begin
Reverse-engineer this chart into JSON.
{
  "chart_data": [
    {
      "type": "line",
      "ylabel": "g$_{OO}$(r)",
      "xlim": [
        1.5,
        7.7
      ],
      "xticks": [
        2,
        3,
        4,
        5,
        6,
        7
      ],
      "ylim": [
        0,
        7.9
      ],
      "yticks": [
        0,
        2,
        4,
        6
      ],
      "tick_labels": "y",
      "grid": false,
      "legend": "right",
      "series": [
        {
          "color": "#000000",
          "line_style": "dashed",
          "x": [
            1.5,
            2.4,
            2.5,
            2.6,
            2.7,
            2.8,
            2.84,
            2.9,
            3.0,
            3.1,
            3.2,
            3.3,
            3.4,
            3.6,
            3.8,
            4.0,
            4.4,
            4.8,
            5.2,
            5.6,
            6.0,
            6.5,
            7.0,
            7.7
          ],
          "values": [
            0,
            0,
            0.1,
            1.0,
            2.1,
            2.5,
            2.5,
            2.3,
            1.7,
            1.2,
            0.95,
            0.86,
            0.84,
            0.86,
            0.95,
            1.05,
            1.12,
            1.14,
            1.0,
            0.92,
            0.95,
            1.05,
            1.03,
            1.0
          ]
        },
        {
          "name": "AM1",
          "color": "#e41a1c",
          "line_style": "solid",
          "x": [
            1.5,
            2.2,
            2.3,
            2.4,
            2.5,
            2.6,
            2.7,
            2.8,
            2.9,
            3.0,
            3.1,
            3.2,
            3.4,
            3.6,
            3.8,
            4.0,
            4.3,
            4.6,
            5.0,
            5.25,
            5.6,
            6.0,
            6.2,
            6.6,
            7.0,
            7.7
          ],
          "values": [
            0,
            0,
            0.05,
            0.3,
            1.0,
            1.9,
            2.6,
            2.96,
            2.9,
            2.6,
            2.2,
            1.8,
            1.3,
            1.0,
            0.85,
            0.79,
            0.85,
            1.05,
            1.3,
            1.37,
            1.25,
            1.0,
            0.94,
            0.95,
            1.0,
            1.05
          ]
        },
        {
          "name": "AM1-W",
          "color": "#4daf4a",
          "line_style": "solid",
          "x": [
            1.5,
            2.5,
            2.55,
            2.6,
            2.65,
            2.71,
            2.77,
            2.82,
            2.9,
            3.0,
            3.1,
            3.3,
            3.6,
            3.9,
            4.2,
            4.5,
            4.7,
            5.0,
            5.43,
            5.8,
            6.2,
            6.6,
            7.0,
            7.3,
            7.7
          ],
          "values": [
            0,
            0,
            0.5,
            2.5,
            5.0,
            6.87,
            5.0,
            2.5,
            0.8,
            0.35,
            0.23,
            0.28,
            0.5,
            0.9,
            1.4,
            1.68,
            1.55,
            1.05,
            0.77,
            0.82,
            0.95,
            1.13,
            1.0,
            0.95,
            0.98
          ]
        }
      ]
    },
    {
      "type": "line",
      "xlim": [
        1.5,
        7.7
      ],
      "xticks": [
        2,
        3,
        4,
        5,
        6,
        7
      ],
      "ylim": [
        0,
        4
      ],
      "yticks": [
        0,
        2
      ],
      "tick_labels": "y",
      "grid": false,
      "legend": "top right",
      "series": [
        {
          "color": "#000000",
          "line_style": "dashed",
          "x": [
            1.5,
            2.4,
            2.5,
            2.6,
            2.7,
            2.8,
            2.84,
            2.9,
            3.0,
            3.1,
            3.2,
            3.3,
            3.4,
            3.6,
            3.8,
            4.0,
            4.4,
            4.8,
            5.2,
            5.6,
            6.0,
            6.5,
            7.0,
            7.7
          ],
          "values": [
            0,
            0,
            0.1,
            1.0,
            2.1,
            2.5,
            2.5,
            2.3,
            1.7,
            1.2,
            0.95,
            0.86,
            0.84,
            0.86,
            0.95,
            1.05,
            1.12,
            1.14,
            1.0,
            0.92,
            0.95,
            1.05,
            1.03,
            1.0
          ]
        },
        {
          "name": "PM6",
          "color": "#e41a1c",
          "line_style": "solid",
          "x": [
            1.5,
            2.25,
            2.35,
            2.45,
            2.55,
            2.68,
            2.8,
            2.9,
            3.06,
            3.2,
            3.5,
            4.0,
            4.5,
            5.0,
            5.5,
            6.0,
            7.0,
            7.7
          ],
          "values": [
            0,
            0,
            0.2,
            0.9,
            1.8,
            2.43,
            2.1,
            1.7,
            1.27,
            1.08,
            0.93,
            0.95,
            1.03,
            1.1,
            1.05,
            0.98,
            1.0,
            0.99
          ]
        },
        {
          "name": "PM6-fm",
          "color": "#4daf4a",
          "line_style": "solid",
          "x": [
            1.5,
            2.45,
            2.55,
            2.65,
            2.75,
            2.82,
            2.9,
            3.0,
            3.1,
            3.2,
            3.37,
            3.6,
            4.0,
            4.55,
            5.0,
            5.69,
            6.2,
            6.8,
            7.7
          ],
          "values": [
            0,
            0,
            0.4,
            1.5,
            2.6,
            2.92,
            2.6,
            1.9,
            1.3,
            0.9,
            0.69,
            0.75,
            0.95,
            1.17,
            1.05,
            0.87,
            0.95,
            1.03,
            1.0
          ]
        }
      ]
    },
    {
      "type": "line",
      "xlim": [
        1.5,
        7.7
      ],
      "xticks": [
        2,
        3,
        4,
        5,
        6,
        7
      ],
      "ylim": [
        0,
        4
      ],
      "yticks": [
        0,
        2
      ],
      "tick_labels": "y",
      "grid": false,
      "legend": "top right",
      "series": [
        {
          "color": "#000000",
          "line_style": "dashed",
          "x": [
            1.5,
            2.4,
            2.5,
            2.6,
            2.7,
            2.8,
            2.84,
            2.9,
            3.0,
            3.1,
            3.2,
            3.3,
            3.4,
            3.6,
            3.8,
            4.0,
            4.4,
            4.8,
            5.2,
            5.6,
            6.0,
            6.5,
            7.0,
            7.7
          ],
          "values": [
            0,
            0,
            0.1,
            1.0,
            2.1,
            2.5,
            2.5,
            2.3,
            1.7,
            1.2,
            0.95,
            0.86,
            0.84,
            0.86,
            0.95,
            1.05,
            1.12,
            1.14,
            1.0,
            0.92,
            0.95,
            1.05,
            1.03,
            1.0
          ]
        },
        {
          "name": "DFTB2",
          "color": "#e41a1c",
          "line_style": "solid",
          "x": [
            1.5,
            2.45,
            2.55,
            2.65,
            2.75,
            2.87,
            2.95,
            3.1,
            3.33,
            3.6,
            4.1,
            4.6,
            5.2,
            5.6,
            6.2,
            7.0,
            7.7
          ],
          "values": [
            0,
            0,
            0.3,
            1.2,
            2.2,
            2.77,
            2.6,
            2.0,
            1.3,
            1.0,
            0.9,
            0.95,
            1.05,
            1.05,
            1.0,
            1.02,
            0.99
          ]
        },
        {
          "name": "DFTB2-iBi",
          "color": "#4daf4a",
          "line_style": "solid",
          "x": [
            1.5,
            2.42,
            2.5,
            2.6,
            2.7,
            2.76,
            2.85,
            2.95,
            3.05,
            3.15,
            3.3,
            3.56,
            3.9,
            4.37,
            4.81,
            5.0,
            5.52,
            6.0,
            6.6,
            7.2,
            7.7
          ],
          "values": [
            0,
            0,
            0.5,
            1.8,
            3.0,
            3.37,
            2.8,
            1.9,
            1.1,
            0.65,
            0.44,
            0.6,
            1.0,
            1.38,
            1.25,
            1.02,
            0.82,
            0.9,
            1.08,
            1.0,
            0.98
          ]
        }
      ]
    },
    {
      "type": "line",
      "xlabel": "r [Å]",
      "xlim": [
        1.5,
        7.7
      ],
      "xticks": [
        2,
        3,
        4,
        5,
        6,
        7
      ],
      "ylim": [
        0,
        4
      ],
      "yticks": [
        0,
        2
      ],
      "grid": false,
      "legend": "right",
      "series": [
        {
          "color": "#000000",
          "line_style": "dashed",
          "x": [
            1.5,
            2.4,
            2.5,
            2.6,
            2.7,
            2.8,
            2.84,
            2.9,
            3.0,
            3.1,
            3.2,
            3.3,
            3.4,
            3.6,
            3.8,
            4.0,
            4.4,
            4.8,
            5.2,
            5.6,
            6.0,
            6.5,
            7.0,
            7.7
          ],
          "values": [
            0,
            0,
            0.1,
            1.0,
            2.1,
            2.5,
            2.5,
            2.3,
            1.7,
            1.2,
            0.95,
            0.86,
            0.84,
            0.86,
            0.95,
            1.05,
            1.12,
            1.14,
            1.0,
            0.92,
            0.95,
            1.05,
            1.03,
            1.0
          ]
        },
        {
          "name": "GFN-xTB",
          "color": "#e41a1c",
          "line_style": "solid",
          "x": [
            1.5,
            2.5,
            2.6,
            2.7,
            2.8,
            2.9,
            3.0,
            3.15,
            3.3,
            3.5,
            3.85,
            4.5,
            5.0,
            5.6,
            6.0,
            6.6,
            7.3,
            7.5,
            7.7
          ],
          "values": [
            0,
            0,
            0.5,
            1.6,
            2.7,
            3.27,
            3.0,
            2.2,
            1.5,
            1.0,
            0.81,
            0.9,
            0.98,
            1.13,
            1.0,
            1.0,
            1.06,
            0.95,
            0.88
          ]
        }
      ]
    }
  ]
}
end
WRITTEN TASK:
All lines that include "name" are to be gathered and copied.

RESULT OF THE EXERCISE:
          "name": "AM1",
          "name": "AM1-W",
          "name": "PM6",
          "name": "PM6-fm",
          "name": "DFTB2",
          "name": "DFTB2-iBi",
          "name": "GFN-xTB",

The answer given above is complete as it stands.